═════ Data rows ═════
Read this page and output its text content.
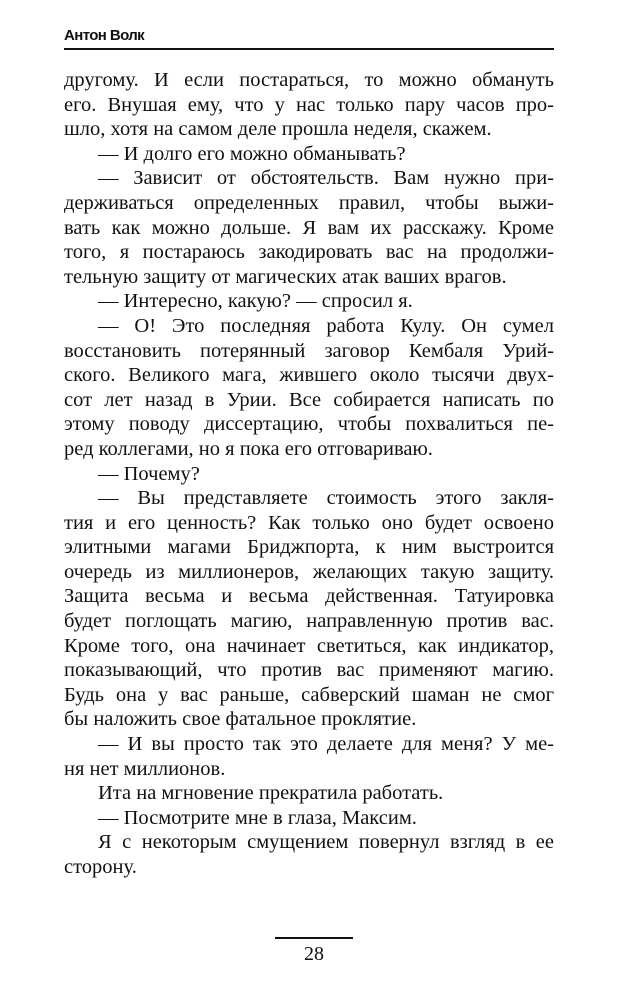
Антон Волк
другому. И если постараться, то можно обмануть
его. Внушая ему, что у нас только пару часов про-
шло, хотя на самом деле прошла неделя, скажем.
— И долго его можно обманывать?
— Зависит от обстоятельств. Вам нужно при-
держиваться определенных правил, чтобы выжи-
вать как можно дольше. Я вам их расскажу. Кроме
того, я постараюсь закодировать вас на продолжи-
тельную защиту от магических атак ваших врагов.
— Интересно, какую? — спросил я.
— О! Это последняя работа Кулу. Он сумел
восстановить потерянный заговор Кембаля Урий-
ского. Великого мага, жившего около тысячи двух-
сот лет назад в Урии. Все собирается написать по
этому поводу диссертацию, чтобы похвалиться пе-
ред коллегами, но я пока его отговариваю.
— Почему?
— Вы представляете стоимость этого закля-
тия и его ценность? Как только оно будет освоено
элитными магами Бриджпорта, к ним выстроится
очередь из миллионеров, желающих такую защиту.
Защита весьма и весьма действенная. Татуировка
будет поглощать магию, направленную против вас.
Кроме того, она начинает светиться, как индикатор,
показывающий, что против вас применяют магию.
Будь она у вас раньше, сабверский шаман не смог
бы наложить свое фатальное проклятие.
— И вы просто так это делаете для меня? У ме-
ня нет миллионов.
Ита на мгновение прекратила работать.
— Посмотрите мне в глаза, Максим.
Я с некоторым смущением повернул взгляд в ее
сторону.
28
═════
### Given task
Each line in the listing above either holds the string "защиту" or does not; state how many do, giving the number only.

### Solution to this problem
2